:: WORKING DATA ::
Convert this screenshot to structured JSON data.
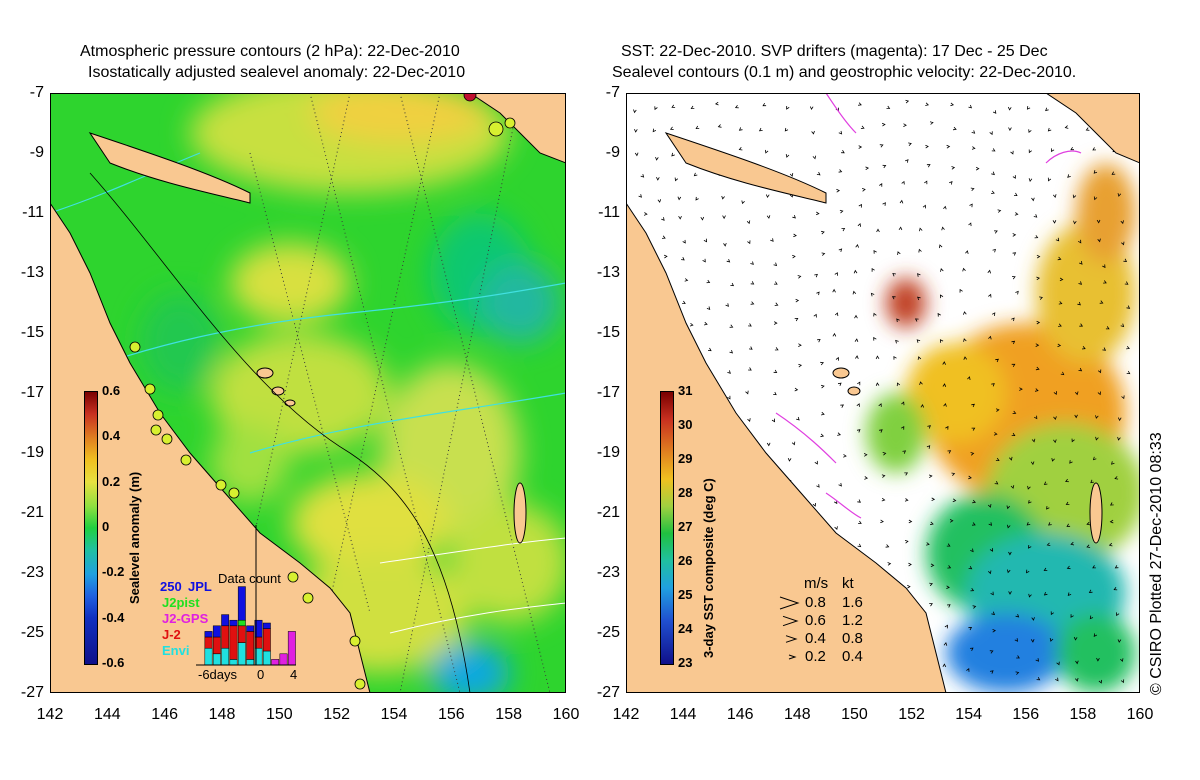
{
  "left_panel": {
    "title_line1": "Atmospheric pressure contours (2 hPa): 22-Dec-2010",
    "title_line2": "Isostatically adjusted sealevel anomaly: 22-Dec-2010",
    "colorbar": {
      "title": "Sealevel anomaly (m)",
      "ticks": [
        "0.6",
        "0.4",
        "0.2",
        "0",
        "-0.2",
        "-0.4",
        "-0.6"
      ],
      "range": [
        -0.6,
        0.6
      ]
    },
    "inset": {
      "title": "Data count",
      "top_value": "250",
      "missions": [
        {
          "name": "JPL",
          "color": "#1010e0"
        },
        {
          "name": "J2pist",
          "color": "#20e020"
        },
        {
          "name": "J2-GPS",
          "color": "#e020e0"
        },
        {
          "name": "J-2",
          "color": "#e01010"
        },
        {
          "name": "Envi",
          "color": "#20e0e0"
        }
      ],
      "x_labels": [
        "-6days",
        "0",
        "4"
      ],
      "counts": {
        "Envi": [
          0,
          30,
          20,
          30,
          10,
          40,
          10,
          30,
          25,
          0,
          0,
          0
        ],
        "J-2": [
          0,
          20,
          30,
          40,
          60,
          30,
          50,
          20,
          40,
          0,
          0,
          0
        ],
        "J2-GPS": [
          0,
          0,
          0,
          0,
          0,
          0,
          0,
          0,
          0,
          10,
          20,
          60
        ],
        "J2pist": [
          0,
          0,
          0,
          0,
          0,
          10,
          0,
          0,
          0,
          0,
          0,
          0
        ],
        "JPL": [
          0,
          10,
          20,
          20,
          10,
          60,
          10,
          30,
          10,
          0,
          0,
          0
        ]
      }
    }
  },
  "right_panel": {
    "title_line1": "SST: 22-Dec-2010. SVP drifters (magenta): 17 Dec - 25 Dec",
    "title_line2": "Sealevel contours (0.1 m) and geostrophic velocity: 22-Dec-2010.",
    "colorbar": {
      "title": "3-day SST composite (deg C)",
      "ticks": [
        "31",
        "30",
        "29",
        "28",
        "27",
        "26",
        "25",
        "24",
        "23"
      ],
      "range": [
        23,
        31
      ]
    },
    "velocity_legend": {
      "header_ms": "m/s",
      "header_kt": "kt",
      "rows": [
        {
          "ms": "0.8",
          "kt": "1.6"
        },
        {
          "ms": "0.6",
          "kt": "1.2"
        },
        {
          "ms": "0.4",
          "kt": "0.8"
        },
        {
          "ms": "0.2",
          "kt": "0.4"
        }
      ]
    },
    "credit": "© CSIRO Plotted 27-Dec-2010 08:33"
  },
  "axes": {
    "lat_labels": [
      "-7",
      "-9",
      "-11",
      "-13",
      "-15",
      "-17",
      "-19",
      "-21",
      "-23",
      "-25",
      "-27"
    ],
    "lon_labels": [
      "142",
      "144",
      "146",
      "148",
      "150",
      "152",
      "154",
      "156",
      "158",
      "160"
    ]
  },
  "colors": {
    "land": "#f9c891",
    "coast": "#000000",
    "altimeter_track": "#3a3a3a",
    "pressure_contour": "#40e0e0",
    "drifter": "#e040e0",
    "station_marker": "#d8f030"
  }
}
:::
▶ REQUIREMENT:
Show the lines of the records that include the string "name".

▶ RIGHT ANSWER:
          "name": "JPL",
          "name": "J2pist",
          "name": "J2-GPS",
          "name": "J-2",
          "name": "Envi",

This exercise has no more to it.